* Start Document *

Issue 29992: Expose parse_string in JSONDecoder

➜

This issue tracker has been migrated to GitHub, and is currently read-only.
For more information, see the GitHub FAQs in the Python's Developer Guide.

This issue has been migrated to GitHub: https://github.com/python/cpython/issues/74178

classification

Title:	Expose parse_string in JSONDecoder
Type:	enhancement	Stage:
Components:	Library (Lib)	Versions:	Python 3.7

process

Status:	open	Resolution:
Dependencies:		Superseder:
Assigned To:	bob.ippolito	Nosy List:	Adrián Orive, Levi Cameron, bob.ippolito, ezio.melotti, methane, oberstet, rhettinger, serhiy.storchaka
Priority:	normal	Keywords:

Created on 2017-04-05 08:22 by oberstet, last changed 2022-04-11 14:58 by admin.

Files
File name	Uploaded	Description	Edit
scanner.py	Adrián Orive, 2018-01-10 13:52	Modified JSON module's scanner.py
decoder.py	Adrián Orive, 2018-01-10 13:53	Modified JSON module's decoder.py
__init__.py	Adrián Orive, 2018-01-10 13:54	Modified JSON module's __init__.py

Messages (14)
msg291167 - (view)	Author: Tobias Oberstein (oberstet)	Date: 2017-04-05 08:22
Though the JSONDecoder already has all the hooks internally to allow for a custom parse_string (https://github.com/python/cpython/blob/master/Lib/json/decoder.py#L330), this currently is not exposed in the constructor JSONDecoder.__init__. It would be nice to expose it. Currently, I need to do hack it: https://gist.github.com/oberstet/fa8b8e04b8d532912bd616d9db65101a
msg291172 - (view)	Author: Serhiy Storchaka (serhiy.storchaka) *	Date: 2017-04-05 09:38
JSONDecoder constructor already has too much parameters. Adding new parameters will decrease usability. For such uncommon case I think overriding a method in a subclass is the best solution.

* End Document *

**Instructions**
**1)** In the JSONDecoder issue thread, translate this sentence into Spanish: "This issue tracker has been migrated to GitHub, and is currently read-only."
**2)** Write the next part of the JSONDecoder issue thread, picking up after its final message.

* Start Record set *

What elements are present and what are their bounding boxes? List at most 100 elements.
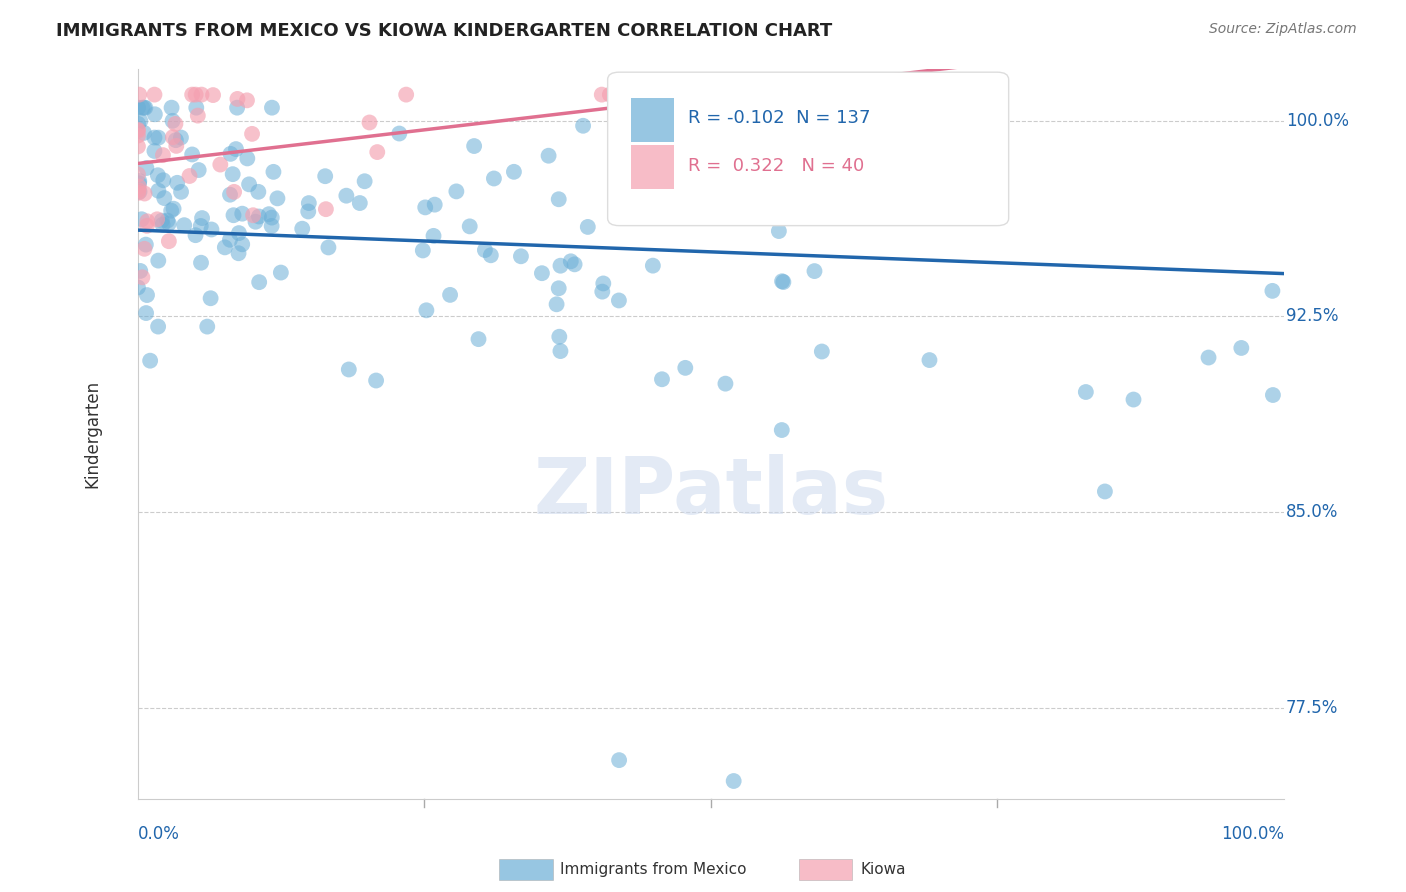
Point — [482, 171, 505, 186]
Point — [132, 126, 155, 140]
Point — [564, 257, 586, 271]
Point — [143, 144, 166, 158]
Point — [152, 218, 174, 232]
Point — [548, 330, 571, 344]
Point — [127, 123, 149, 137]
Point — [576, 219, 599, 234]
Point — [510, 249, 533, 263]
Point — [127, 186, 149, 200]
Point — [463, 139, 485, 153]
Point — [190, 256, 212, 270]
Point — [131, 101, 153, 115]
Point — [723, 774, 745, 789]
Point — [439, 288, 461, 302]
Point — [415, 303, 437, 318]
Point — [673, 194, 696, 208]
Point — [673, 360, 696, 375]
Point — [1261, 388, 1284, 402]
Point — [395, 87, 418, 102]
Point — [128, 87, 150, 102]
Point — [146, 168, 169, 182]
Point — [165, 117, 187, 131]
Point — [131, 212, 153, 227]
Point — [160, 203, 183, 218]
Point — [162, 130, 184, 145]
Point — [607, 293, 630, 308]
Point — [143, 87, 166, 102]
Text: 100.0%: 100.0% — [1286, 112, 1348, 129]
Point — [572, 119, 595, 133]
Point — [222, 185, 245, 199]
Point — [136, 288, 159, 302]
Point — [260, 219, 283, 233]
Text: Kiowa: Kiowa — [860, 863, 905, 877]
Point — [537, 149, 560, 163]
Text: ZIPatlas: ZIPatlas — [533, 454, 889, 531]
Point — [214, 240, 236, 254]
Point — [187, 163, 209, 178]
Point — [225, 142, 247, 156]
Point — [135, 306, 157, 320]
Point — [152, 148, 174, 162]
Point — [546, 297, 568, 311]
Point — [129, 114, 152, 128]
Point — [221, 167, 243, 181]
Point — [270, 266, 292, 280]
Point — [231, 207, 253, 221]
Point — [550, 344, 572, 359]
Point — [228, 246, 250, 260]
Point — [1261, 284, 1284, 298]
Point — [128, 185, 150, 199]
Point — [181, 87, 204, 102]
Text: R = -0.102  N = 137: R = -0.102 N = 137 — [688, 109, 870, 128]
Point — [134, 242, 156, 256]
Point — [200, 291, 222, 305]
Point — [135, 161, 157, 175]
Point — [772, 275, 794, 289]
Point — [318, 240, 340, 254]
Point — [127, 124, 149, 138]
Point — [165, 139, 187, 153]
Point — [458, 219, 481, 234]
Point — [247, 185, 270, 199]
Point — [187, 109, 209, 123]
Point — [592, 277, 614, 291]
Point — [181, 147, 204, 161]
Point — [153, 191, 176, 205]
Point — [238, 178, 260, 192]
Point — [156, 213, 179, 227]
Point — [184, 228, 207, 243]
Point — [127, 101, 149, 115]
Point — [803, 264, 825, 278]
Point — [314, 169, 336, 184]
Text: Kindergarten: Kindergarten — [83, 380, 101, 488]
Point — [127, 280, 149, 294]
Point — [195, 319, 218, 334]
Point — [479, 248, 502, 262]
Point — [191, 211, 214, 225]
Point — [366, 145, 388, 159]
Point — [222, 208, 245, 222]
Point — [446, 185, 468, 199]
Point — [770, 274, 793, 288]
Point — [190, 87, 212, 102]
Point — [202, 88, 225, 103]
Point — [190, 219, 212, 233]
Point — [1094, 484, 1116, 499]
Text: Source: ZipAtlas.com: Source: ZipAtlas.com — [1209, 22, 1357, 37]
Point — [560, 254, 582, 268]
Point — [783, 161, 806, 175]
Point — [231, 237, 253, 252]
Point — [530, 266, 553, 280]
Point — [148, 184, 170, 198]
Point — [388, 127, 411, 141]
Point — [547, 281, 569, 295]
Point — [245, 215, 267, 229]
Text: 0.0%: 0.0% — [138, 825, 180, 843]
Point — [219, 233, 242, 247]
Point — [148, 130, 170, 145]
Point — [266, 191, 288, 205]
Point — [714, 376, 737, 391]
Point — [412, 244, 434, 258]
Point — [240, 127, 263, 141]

* End Record set *

**Outputs for the tasks**
**1)** Este sistema de seguimiento de incidencias se ha migrado a GitHub y actualmente es de solo lectura.

**2)**
msg291173 - (view)	Author: Tobias Oberstein (oberstet)	Date: 2017-04-05 09:58
I agree, my use case is probably exotic: transparent roundtripping of binaries over JSON using a beginning \0 byte marker to distinguish plain string and base64 encoded binaries. FWIW, I do think however that adding "parse_string" kw param to the ctor of JSONDecoder would at least fit the current approach: there are parse_xxx parameters for all the other things already. If overriding string parsing would be via subclassing, while all the others stay with the kw parameter approach, that could be slightly confusing too, because it looses on consistency. Switching everything to subclassing/overriding for _all_ parse_XXX is I guess a no go, because it breaks existing stuff? > For me in my situation, it'll be messy anyways, because I need to support Py2 and 3, and CPy and PyPy .. I just filed the issue for "completeness".
msg291180 - (view)	Author: Raymond Hettinger (rhettinger) *	Date: 2017-04-05 15:10
I agree with Serhiy that the JSON module is already complex enough that adding more features will have a negative net effect on usability. Bob, what do you think?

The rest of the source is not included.